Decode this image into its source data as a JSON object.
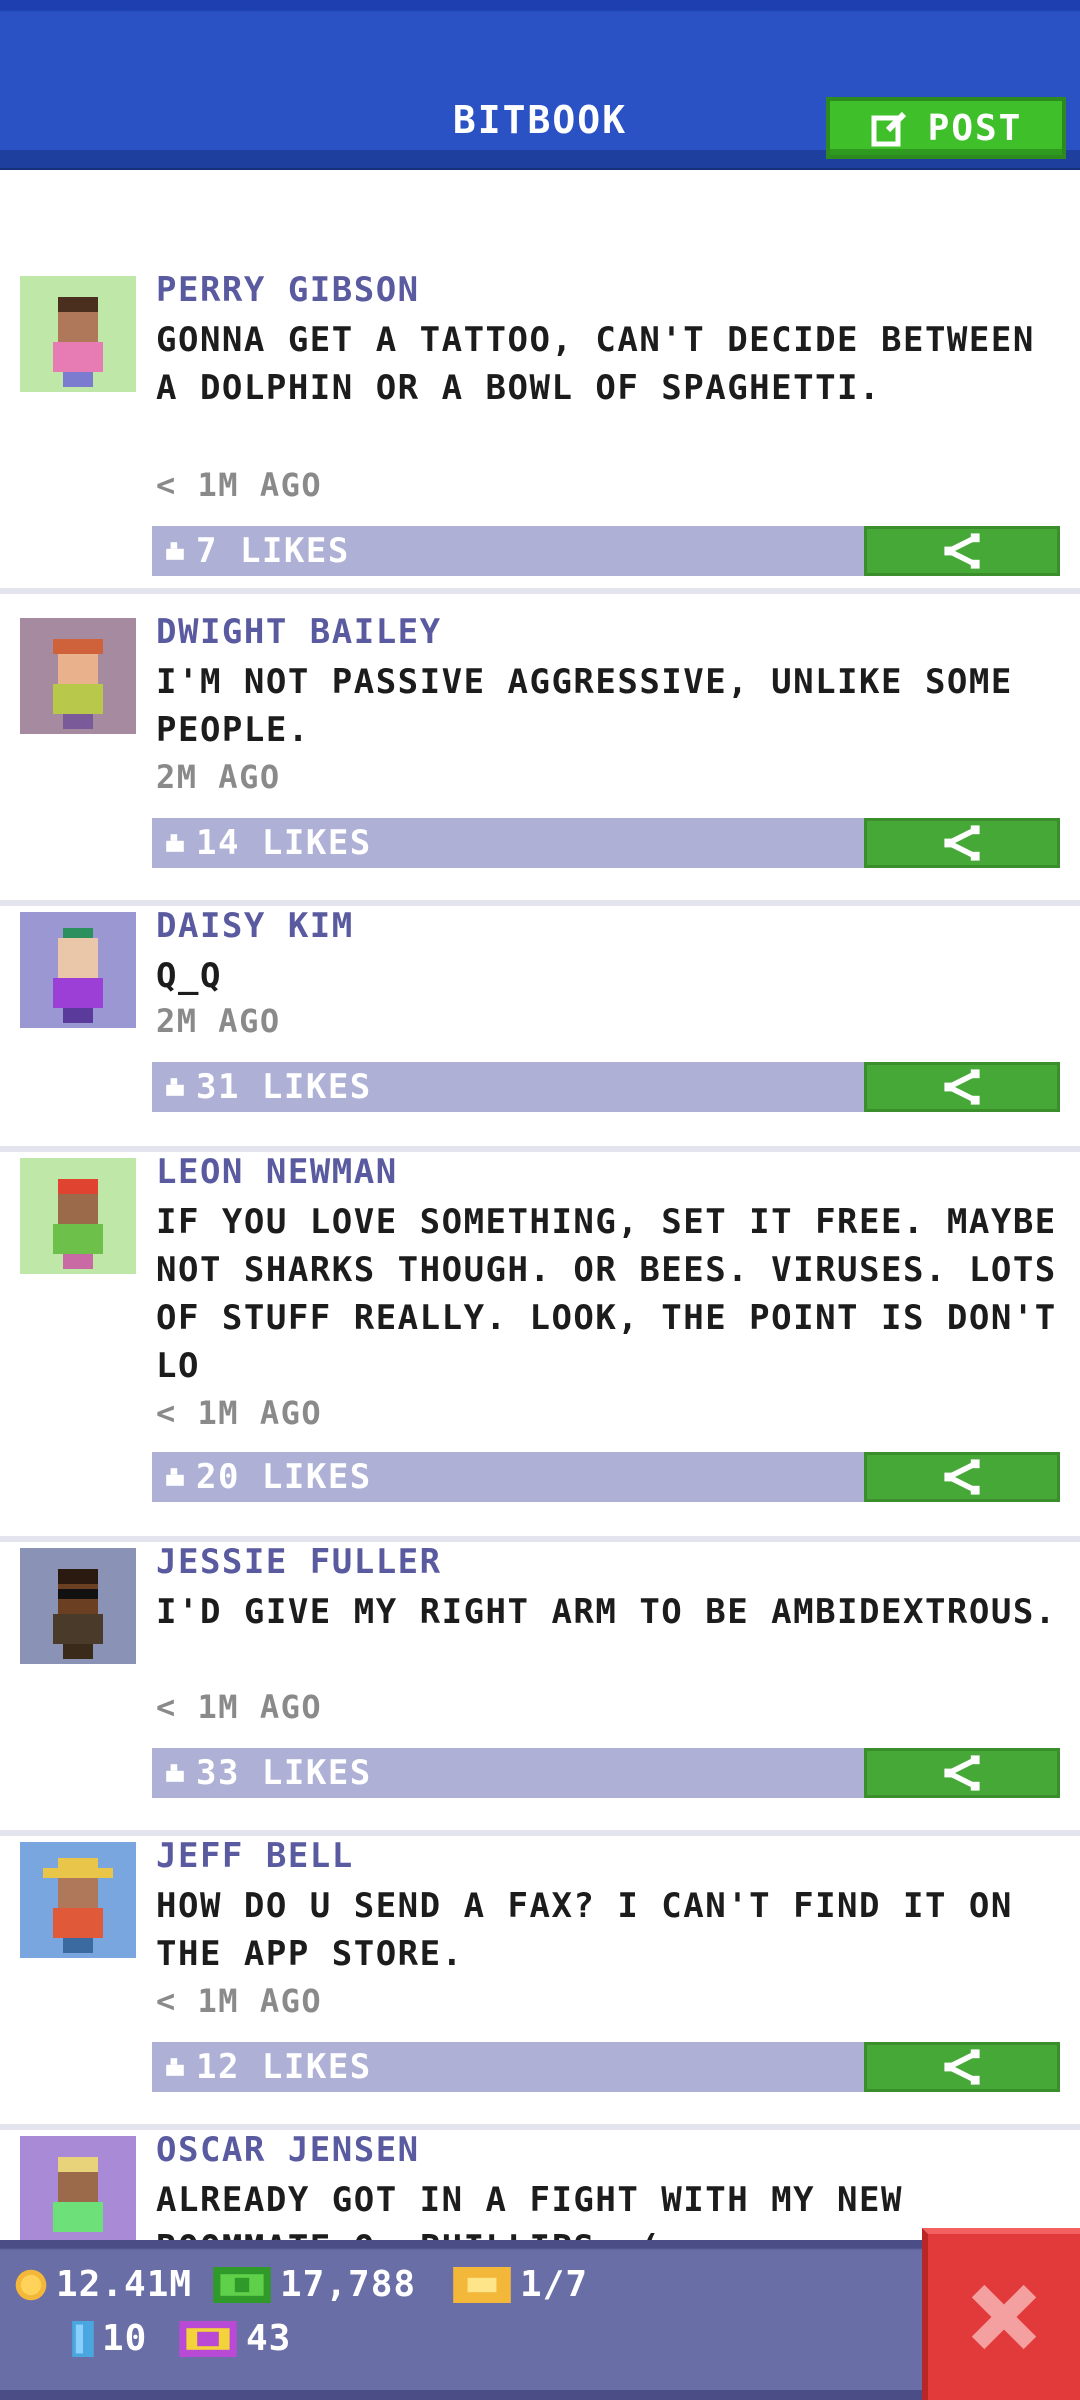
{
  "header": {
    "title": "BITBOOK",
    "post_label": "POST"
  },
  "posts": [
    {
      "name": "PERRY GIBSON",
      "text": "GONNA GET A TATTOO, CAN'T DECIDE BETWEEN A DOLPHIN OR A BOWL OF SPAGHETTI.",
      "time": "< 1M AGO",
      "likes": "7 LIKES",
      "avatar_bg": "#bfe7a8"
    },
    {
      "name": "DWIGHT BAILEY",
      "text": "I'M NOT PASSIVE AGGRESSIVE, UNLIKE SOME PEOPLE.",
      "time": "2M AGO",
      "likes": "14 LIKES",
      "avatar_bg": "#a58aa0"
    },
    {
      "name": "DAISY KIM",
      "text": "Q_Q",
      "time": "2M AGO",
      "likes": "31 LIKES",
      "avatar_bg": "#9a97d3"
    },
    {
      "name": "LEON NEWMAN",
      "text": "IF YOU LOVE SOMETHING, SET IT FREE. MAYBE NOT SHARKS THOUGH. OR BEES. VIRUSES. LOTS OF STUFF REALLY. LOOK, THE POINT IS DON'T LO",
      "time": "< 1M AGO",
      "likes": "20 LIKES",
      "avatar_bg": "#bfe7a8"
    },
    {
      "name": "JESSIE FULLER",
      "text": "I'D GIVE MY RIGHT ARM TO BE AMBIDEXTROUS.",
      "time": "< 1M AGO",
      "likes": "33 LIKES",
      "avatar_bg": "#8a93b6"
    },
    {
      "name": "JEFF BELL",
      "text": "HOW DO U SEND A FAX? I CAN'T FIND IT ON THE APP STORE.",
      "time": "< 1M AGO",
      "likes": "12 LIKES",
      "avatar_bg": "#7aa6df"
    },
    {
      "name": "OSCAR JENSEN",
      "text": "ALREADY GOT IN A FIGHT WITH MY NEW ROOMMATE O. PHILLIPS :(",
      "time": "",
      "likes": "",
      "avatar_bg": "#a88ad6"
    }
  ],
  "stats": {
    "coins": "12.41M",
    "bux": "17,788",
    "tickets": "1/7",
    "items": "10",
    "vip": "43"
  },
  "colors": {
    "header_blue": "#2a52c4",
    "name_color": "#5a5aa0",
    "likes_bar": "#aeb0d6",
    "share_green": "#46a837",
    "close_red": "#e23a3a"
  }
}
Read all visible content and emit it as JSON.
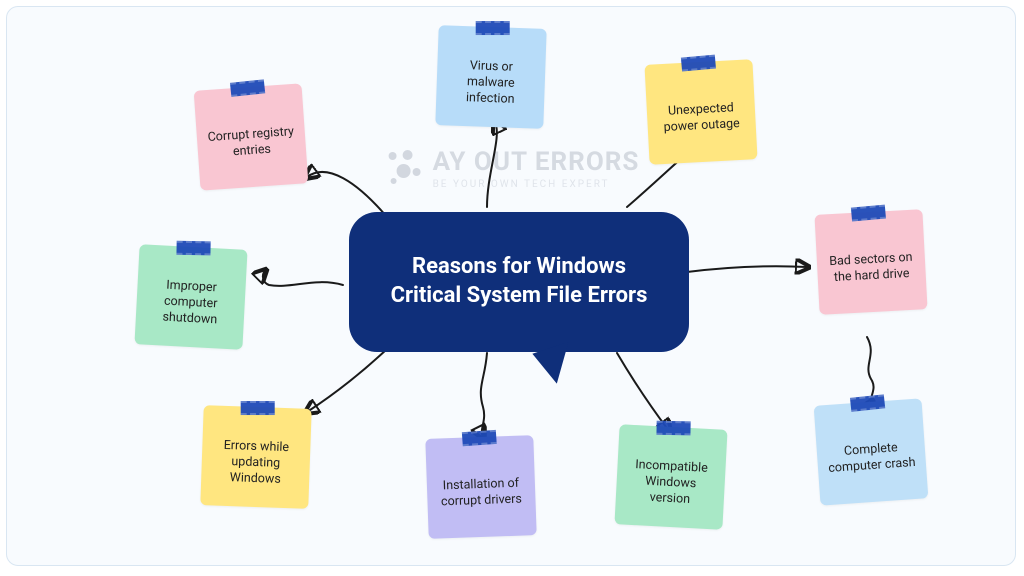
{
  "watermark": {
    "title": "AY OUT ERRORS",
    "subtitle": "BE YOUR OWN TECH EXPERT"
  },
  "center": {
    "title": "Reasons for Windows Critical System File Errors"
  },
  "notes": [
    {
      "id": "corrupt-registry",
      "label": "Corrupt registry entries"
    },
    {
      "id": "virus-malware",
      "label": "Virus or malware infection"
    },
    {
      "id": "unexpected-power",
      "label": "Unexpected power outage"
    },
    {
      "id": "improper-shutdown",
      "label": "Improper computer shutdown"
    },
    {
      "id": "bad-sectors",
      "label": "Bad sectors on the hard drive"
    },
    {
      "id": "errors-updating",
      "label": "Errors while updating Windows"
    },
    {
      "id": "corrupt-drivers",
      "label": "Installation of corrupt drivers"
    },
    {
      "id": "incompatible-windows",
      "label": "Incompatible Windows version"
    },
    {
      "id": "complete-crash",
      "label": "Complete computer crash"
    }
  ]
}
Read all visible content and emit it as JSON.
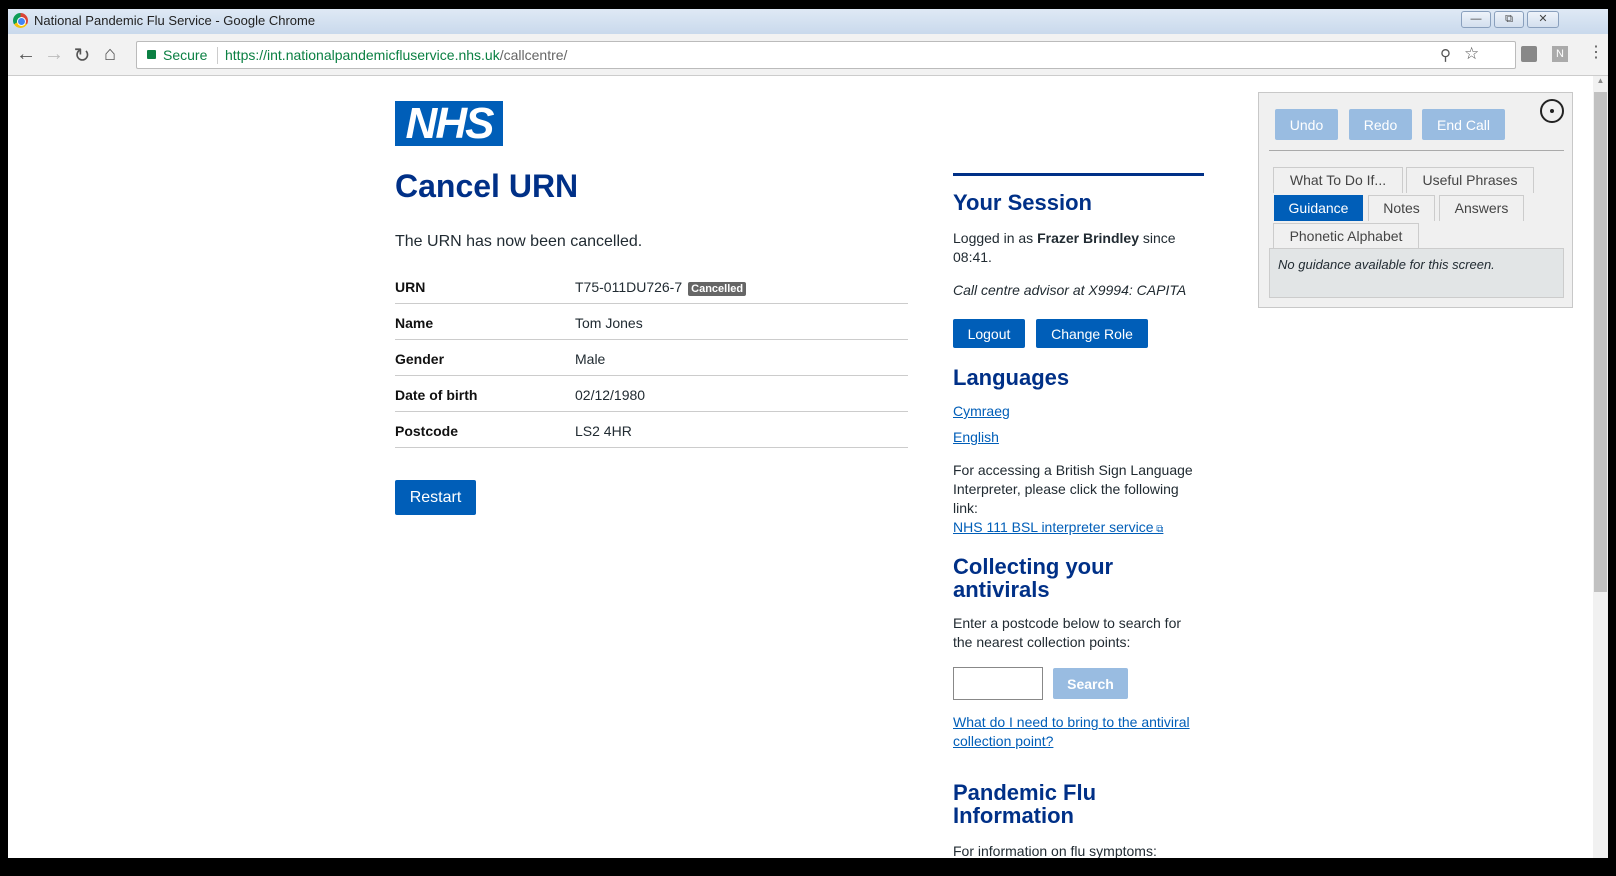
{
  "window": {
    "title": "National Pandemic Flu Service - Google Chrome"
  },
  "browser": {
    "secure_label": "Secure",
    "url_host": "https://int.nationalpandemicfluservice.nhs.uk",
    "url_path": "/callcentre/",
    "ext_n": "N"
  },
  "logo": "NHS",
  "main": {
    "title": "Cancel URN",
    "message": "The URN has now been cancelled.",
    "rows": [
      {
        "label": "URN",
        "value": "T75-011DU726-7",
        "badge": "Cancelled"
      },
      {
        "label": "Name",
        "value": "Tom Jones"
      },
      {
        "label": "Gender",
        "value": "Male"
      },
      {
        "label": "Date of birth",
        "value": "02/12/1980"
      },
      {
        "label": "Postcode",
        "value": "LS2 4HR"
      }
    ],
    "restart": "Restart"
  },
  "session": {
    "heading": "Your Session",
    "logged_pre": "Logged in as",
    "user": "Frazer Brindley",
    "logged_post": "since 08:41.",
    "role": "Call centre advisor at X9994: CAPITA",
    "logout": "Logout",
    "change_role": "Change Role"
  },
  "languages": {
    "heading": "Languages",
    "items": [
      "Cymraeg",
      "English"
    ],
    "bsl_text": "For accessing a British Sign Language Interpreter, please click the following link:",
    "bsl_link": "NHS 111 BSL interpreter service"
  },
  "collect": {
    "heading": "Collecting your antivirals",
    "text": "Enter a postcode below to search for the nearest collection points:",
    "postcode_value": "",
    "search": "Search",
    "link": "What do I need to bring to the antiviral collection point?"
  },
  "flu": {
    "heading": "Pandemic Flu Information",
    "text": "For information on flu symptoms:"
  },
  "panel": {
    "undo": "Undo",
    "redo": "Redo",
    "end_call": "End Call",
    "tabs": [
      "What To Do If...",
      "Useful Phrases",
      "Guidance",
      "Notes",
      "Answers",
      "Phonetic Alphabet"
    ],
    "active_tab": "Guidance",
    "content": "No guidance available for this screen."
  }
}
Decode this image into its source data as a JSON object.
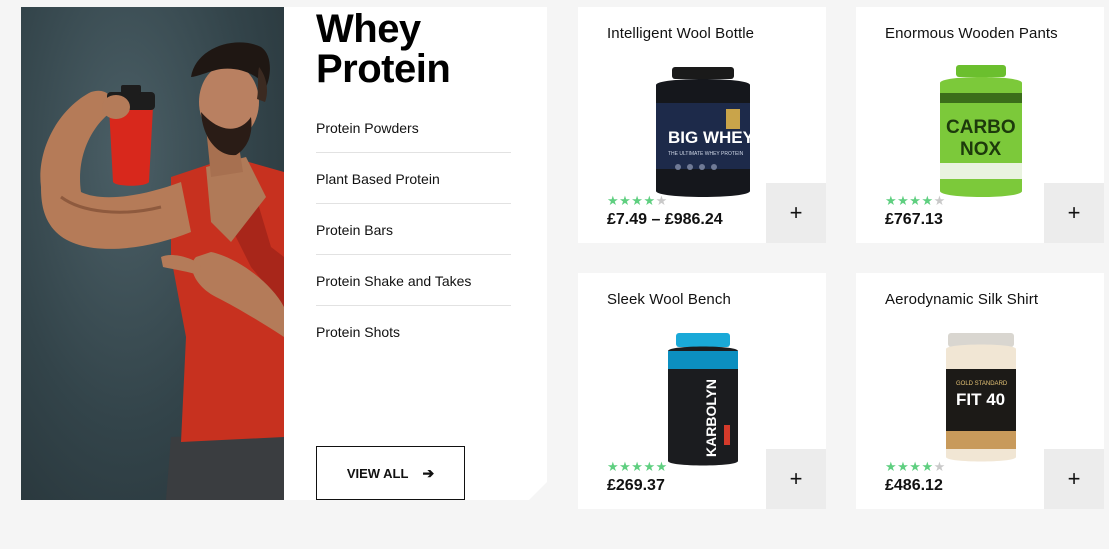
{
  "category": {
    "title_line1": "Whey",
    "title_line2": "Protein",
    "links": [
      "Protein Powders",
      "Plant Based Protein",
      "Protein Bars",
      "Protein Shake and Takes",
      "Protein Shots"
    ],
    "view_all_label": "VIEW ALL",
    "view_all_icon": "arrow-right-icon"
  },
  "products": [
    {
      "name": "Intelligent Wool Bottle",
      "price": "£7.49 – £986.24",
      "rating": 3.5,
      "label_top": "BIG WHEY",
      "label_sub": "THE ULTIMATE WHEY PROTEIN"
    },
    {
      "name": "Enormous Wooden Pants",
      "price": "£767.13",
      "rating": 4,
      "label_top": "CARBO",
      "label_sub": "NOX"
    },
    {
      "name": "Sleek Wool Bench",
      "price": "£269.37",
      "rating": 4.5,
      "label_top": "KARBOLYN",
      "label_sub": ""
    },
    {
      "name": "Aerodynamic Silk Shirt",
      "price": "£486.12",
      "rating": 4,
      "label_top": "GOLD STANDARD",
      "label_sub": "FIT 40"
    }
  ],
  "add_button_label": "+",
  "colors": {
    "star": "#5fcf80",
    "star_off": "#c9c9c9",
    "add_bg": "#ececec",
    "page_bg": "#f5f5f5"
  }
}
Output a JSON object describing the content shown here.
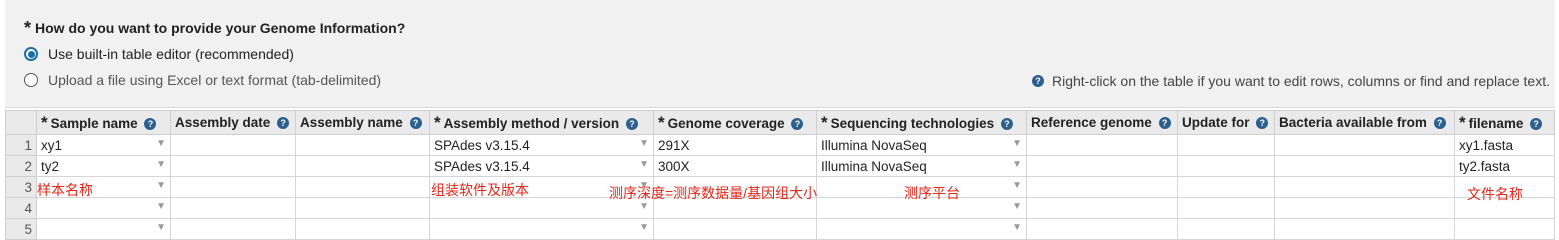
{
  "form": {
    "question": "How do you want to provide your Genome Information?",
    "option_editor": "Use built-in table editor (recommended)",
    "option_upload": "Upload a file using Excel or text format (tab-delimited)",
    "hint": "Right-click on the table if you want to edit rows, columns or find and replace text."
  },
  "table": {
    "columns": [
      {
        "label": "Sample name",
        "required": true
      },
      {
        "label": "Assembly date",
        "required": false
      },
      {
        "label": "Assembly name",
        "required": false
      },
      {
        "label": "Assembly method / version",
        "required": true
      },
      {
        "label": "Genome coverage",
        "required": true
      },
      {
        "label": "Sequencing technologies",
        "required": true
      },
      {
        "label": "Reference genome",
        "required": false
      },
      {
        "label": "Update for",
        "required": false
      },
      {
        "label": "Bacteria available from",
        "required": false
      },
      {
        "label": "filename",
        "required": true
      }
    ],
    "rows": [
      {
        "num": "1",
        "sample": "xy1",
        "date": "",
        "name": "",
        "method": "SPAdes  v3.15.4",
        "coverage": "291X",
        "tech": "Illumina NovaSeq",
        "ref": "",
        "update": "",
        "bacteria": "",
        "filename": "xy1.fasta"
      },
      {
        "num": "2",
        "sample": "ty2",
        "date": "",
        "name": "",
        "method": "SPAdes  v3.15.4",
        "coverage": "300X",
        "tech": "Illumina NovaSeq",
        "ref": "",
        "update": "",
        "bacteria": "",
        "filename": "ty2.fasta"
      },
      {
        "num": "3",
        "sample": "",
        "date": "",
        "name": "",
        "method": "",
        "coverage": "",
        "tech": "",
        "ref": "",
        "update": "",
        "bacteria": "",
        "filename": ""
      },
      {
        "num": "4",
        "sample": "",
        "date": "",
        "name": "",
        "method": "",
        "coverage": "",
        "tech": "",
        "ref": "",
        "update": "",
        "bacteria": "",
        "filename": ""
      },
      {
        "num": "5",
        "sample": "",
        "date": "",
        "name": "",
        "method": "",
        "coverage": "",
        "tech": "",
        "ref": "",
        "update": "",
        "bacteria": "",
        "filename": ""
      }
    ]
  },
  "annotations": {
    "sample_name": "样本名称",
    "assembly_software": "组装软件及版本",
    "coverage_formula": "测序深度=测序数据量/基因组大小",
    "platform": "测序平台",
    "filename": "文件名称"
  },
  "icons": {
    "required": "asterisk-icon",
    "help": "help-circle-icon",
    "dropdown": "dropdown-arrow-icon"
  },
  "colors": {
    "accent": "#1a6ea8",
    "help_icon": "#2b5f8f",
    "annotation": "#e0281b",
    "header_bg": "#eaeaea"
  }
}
· · ·
● **TASK INSTRUCTIONS**
Among the entries above, some lines may hold the string "columns". State how many, and give nothing but the number.

● **TASK RESPONSE**
2